■ Set problem ■
State how many lines in these records contain the word "color", and nothing else.
----------
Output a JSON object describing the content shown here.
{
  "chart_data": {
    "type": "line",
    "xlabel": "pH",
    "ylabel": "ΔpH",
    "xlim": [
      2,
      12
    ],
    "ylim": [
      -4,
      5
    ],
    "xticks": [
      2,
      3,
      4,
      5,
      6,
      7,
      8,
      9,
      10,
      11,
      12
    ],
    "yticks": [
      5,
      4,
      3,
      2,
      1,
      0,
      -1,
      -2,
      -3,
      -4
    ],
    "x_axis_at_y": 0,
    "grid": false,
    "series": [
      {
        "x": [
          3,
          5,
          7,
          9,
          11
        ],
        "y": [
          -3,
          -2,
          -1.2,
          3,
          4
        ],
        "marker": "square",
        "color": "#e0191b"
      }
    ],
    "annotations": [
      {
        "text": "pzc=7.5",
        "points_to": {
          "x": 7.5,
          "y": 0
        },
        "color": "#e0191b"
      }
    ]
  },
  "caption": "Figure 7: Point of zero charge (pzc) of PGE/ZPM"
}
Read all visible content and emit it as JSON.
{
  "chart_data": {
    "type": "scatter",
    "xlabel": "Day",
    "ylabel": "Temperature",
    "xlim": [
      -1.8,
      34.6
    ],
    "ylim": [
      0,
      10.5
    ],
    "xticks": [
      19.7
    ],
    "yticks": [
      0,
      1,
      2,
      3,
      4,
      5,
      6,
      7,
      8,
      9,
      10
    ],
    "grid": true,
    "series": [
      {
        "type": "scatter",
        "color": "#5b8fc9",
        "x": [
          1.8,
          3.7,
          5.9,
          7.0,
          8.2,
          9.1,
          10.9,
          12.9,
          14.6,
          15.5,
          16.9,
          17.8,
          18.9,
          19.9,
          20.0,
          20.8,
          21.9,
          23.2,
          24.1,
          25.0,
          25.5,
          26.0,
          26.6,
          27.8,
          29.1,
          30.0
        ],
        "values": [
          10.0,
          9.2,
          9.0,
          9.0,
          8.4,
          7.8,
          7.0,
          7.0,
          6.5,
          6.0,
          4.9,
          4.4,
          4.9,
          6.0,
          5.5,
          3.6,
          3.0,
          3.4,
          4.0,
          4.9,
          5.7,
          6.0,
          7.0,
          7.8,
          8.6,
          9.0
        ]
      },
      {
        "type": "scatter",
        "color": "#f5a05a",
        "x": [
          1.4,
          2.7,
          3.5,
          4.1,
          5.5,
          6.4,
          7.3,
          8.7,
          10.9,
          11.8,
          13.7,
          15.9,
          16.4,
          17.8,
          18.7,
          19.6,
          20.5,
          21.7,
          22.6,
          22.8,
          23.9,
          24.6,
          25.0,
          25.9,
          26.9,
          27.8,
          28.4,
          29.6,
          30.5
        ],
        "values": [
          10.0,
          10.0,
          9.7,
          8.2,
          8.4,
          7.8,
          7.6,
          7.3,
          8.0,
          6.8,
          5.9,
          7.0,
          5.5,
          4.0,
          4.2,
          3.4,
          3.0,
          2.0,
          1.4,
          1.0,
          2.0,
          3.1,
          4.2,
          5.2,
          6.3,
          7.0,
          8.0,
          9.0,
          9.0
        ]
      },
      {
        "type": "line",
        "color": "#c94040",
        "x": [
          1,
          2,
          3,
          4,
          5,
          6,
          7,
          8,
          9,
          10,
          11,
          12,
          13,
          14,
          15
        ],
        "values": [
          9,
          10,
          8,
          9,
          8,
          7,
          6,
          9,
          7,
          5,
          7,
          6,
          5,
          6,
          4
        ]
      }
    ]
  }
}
----------
■ Result of the task ■
5